[START Raw records]

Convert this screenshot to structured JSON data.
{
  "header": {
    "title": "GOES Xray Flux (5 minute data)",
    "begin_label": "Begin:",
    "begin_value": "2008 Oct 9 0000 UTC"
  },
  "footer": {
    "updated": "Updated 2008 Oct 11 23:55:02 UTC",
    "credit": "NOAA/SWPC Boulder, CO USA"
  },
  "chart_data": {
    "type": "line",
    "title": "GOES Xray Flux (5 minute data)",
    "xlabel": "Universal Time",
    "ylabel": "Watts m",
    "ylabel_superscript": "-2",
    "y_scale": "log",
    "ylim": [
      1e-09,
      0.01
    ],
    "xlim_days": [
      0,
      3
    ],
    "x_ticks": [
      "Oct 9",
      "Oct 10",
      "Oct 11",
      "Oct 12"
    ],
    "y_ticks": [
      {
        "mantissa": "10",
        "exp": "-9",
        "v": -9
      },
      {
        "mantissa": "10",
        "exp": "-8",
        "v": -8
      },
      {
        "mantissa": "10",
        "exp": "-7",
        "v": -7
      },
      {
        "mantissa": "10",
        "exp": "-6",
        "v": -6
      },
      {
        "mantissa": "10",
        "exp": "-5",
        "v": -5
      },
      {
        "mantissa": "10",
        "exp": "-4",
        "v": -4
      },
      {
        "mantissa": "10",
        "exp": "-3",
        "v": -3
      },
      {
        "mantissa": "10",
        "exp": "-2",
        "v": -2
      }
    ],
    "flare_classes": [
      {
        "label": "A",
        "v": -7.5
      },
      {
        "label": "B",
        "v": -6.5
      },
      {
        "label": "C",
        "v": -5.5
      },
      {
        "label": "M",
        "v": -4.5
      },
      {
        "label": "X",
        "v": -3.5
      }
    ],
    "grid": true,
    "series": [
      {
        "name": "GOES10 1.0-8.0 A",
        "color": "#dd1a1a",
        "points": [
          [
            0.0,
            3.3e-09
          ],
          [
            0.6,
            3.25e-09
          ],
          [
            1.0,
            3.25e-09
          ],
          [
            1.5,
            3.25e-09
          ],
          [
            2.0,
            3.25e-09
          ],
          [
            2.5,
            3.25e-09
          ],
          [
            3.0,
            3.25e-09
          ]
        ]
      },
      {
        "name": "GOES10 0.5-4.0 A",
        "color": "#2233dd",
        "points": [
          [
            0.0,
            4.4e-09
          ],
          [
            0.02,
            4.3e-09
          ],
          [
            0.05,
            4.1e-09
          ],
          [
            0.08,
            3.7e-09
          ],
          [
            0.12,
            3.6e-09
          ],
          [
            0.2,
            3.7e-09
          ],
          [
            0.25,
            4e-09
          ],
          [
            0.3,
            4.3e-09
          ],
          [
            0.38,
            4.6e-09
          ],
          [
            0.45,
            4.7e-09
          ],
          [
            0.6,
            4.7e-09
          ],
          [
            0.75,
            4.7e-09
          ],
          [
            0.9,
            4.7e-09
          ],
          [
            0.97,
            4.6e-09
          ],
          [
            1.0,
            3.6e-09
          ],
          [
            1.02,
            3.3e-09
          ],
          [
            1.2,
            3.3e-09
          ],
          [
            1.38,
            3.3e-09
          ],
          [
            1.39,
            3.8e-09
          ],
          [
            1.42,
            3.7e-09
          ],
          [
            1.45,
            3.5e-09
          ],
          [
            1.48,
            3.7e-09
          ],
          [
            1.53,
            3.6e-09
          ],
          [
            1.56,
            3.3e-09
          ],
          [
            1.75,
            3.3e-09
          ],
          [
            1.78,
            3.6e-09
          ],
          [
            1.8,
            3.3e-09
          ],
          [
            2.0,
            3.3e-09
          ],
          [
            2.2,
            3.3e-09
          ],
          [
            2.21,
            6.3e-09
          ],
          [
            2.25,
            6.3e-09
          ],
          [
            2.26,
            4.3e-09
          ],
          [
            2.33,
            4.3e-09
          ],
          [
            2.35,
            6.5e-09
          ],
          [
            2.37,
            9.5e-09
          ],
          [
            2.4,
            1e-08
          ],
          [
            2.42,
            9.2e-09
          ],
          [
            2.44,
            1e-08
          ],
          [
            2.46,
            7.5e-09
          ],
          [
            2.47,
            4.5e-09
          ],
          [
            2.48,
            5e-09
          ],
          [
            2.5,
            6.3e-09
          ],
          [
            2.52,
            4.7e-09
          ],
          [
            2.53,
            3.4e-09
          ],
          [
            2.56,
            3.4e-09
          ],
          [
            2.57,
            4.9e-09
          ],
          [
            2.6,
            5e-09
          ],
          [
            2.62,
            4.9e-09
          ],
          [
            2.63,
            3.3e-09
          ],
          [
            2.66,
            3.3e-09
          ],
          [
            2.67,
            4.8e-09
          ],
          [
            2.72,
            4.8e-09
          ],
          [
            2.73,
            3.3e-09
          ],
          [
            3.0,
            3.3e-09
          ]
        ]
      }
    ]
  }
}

[END Raw records]

Task brief: Using the material above, print every entry exactly as written.

Reply to the exercise:
Convert this screenshot to structured JSON data.
{
  "header": {
    "title": "GOES Xray Flux (5 minute data)",
    "begin_label": "Begin:",
    "begin_value": "2008 Oct 9 0000 UTC"
  },
  "footer": {
    "updated": "Updated 2008 Oct 11 23:55:02 UTC",
    "credit": "NOAA/SWPC Boulder, CO USA"
  },
  "chart_data": {
    "type": "line",
    "title": "GOES Xray Flux (5 minute data)",
    "xlabel": "Universal Time",
    "ylabel": "Watts m",
    "ylabel_superscript": "-2",
    "y_scale": "log",
    "ylim": [
      1e-09,
      0.01
    ],
    "xlim_days": [
      0,
      3
    ],
    "x_ticks": [
      "Oct 9",
      "Oct 10",
      "Oct 11",
      "Oct 12"
    ],
    "y_ticks": [
      {
        "mantissa": "10",
        "exp": "-9",
        "v": -9
      },
      {
        "mantissa": "10",
        "exp": "-8",
        "v": -8
      },
      {
        "mantissa": "10",
        "exp": "-7",
        "v": -7
      },
      {
        "mantissa": "10",
        "exp": "-6",
        "v": -6
      },
      {
        "mantissa": "10",
        "exp": "-5",
        "v": -5
      },
      {
        "mantissa": "10",
        "exp": "-4",
        "v": -4
      },
      {
        "mantissa": "10",
        "exp": "-3",
        "v": -3
      },
      {
        "mantissa": "10",
        "exp": "-2",
        "v": -2
      }
    ],
    "flare_classes": [
      {
        "label": "A",
        "v": -7.5
      },
      {
        "label": "B",
        "v": -6.5
      },
      {
        "label": "C",
        "v": -5.5
      },
      {
        "label": "M",
        "v": -4.5
      },
      {
        "label": "X",
        "v": -3.5
      }
    ],
    "grid": true,
    "series": [
      {
        "name": "GOES10 1.0-8.0 A",
        "color": "#dd1a1a",
        "points": [
          [
            0.0,
            3.3e-09
          ],
          [
            0.6,
            3.25e-09
          ],
          [
            1.0,
            3.25e-09
          ],
          [
            1.5,
            3.25e-09
          ],
          [
            2.0,
            3.25e-09
          ],
          [
            2.5,
            3.25e-09
          ],
          [
            3.0,
            3.25e-09
          ]
        ]
      },
      {
        "name": "GOES10 0.5-4.0 A",
        "color": "#2233dd",
        "points": [
          [
            0.0,
            4.4e-09
          ],
          [
            0.02,
            4.3e-09
          ],
          [
            0.05,
            4.1e-09
          ],
          [
            0.08,
            3.7e-09
          ],
          [
            0.12,
            3.6e-09
          ],
          [
            0.2,
            3.7e-09
          ],
          [
            0.25,
            4e-09
          ],
          [
            0.3,
            4.3e-09
          ],
          [
            0.38,
            4.6e-09
          ],
          [
            0.45,
            4.7e-09
          ],
          [
            0.6,
            4.7e-09
          ],
          [
            0.75,
            4.7e-09
          ],
          [
            0.9,
            4.7e-09
          ],
          [
            0.97,
            4.6e-09
          ],
          [
            1.0,
            3.6e-09
          ],
          [
            1.02,
            3.3e-09
          ],
          [
            1.2,
            3.3e-09
          ],
          [
            1.38,
            3.3e-09
          ],
          [
            1.39,
            3.8e-09
          ],
          [
            1.42,
            3.7e-09
          ],
          [
            1.45,
            3.5e-09
          ],
          [
            1.48,
            3.7e-09
          ],
          [
            1.53,
            3.6e-09
          ],
          [
            1.56,
            3.3e-09
          ],
          [
            1.75,
            3.3e-09
          ],
          [
            1.78,
            3.6e-09
          ],
          [
            1.8,
            3.3e-09
          ],
          [
            2.0,
            3.3e-09
          ],
          [
            2.2,
            3.3e-09
          ],
          [
            2.21,
            6.3e-09
          ],
          [
            2.25,
            6.3e-09
          ],
          [
            2.26,
            4.3e-09
          ],
          [
            2.33,
            4.3e-09
          ],
          [
            2.35,
            6.5e-09
          ],
          [
            2.37,
            9.5e-09
          ],
          [
            2.4,
            1e-08
          ],
          [
            2.42,
            9.2e-09
          ],
          [
            2.44,
            1e-08
          ],
          [
            2.46,
            7.5e-09
          ],
          [
            2.47,
            4.5e-09
          ],
          [
            2.48,
            5e-09
          ],
          [
            2.5,
            6.3e-09
          ],
          [
            2.52,
            4.7e-09
          ],
          [
            2.53,
            3.4e-09
          ],
          [
            2.56,
            3.4e-09
          ],
          [
            2.57,
            4.9e-09
          ],
          [
            2.6,
            5e-09
          ],
          [
            2.62,
            4.9e-09
          ],
          [
            2.63,
            3.3e-09
          ],
          [
            2.66,
            3.3e-09
          ],
          [
            2.67,
            4.8e-09
          ],
          [
            2.72,
            4.8e-09
          ],
          [
            2.73,
            3.3e-09
          ],
          [
            3.0,
            3.3e-09
          ]
        ]
      }
    ]
  }
}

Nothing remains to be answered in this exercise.